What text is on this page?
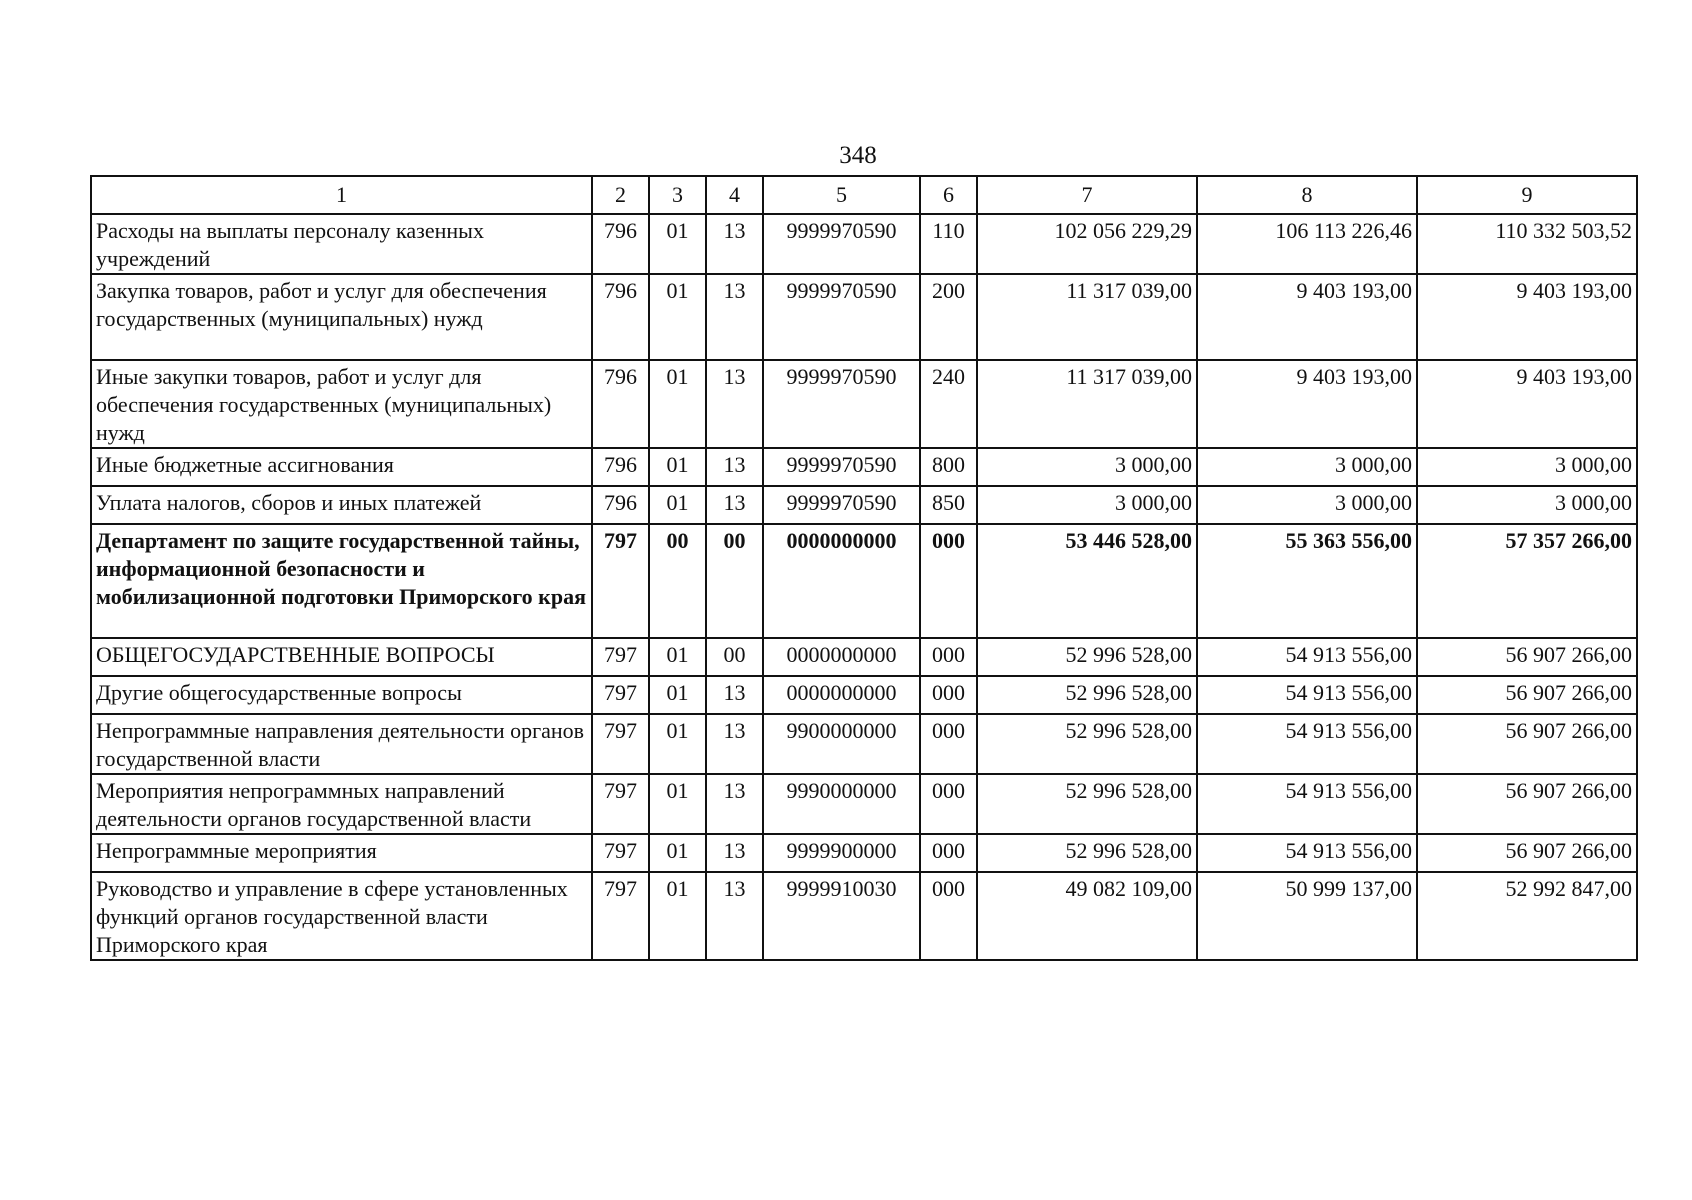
348
1	2	3	4	5	6	7	8	9
Расходы на выплаты персоналу казенных учреждений	796	01	13	9999970590	110	102 056 229,29	106 113 226,46	110 332 503,52
Закупка товаров, работ и услуг для обеспечения государственных (муниципальных) нужд	796	01	13	9999970590	200	11 317 039,00	9 403 193,00	9 403 193,00
Иные закупки товаров, работ и услуг для обеспечения государственных (муниципальных) нужд	796	01	13	9999970590	240	11 317 039,00	9 403 193,00	9 403 193,00
Иные бюджетные ассигнования	796	01	13	9999970590	800	3 000,00	3 000,00	3 000,00
Уплата налогов, сборов и иных платежей	796	01	13	9999970590	850	3 000,00	3 000,00	3 000,00
Департамент по защите государственной тайны, информационной безопасности и мобилизационной подготовки Приморского края	797	00	00	0000000000	000	53 446 528,00	55 363 556,00	57 357 266,00
ОБЩЕГОСУДАРСТВЕННЫЕ ВОПРОСЫ	797	01	00	0000000000	000	52 996 528,00	54 913 556,00	56 907 266,00
Другие общегосударственные вопросы	797	01	13	0000000000	000	52 996 528,00	54 913 556,00	56 907 266,00
Непрограммные направления деятельности органов государственной власти	797	01	13	9900000000	000	52 996 528,00	54 913 556,00	56 907 266,00
Мероприятия непрограммных направлений деятельности органов государственной власти	797	01	13	9990000000	000	52 996 528,00	54 913 556,00	56 907 266,00
Непрограммные мероприятия	797	01	13	9999900000	000	52 996 528,00	54 913 556,00	56 907 266,00
Руководство и управление в сфере установленных функций органов государственной власти Приморского края	797	01	13	9999910030	000	49 082 109,00	50 999 137,00	52 992 847,00
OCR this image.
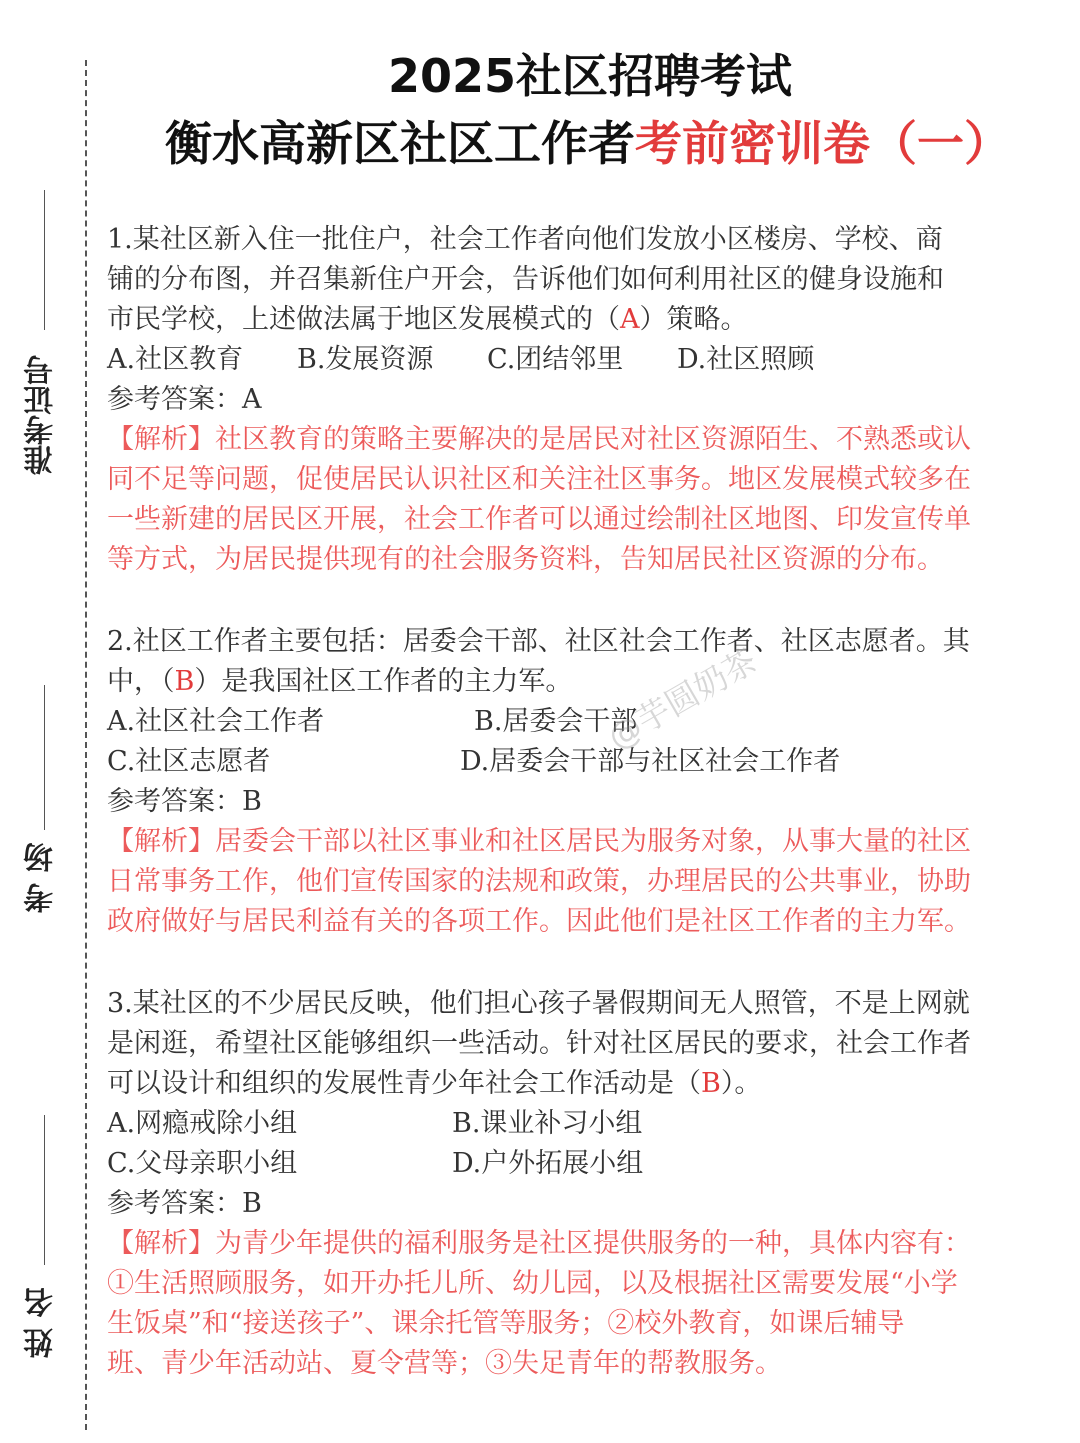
准考证号
考 场
姓 名
2025社区招聘考试
衡水高新区社区工作者考前密训卷（一）
1.某社区新入住一批住户，社会工作者向他们发放小区楼房、学校、商
铺的分布图，并召集新住户开会，告诉他们如何利用社区的健身设施和
市民学校，上述做法属于地区发展模式的（A）策略。
A.社区教育 B.发展资源 C.团结邻里 D.社区照顾
参考答案：A
【解析】社区教育的策略主要解决的是居民对社区资源陌生、不熟悉或认
同不足等问题，促使居民认识社区和关注社区事务。地区发展模式较多在
一些新建的居民区开展，社会工作者可以通过绘制社区地图、印发宣传单
等方式，为居民提供现有的社会服务资料，告知居民社区资源的分布。
2.社区工作者主要包括：居委会干部、社区社会工作者、社区志愿者。其
中，（B）是我国社区工作者的主力军。
A.社区社会工作者	B.居委会干部
C.社区志愿者	D.居委会干部与社区社会工作者
参考答案：B
【解析】居委会干部以社区事业和社区居民为服务对象，从事大量的社区
日常事务工作，他们宣传国家的法规和政策，办理居民的公共事业，协助
政府做好与居民利益有关的各项工作。因此他们是社区工作者的主力军。
3.某社区的不少居民反映，他们担心孩子暑假期间无人照管，不是上网就
是闲逛，希望社区能够组织一些活动。针对社区居民的要求，社会工作者
可以设计和组织的发展性青少年社会工作活动是（B）。
A.网瘾戒除小组	B.课业补习小组
C.父母亲职小组	D.户外拓展小组
参考答案：B
【解析】为青少年提供的福利服务是社区提供服务的一种，具体内容有：
①生活照顾服务，如开办托儿所、幼儿园，以及根据社区需要发展“小学
生饭桌”和“接送孩子”、课余托管等服务；②校外教育，如课后辅导
班、青少年活动站、夏令营等；③失足青年的帮教服务。
@芋圆奶茶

--------------------------------

:: Directions ::
The lines to collect are those holding the string "деятельности"; copy them all.

:: Written response ::
Непрограммные направления деятельности органов государственной власти	797	01	13	9900000000	000	52 996 528,00	54 913 556,00	56 907 266,00
Мероприятия непрограммных направлений деятельности органов государственной власти	797	01	13	9990000000	000	52 996 528,00	54 913 556,00	56 907 266,00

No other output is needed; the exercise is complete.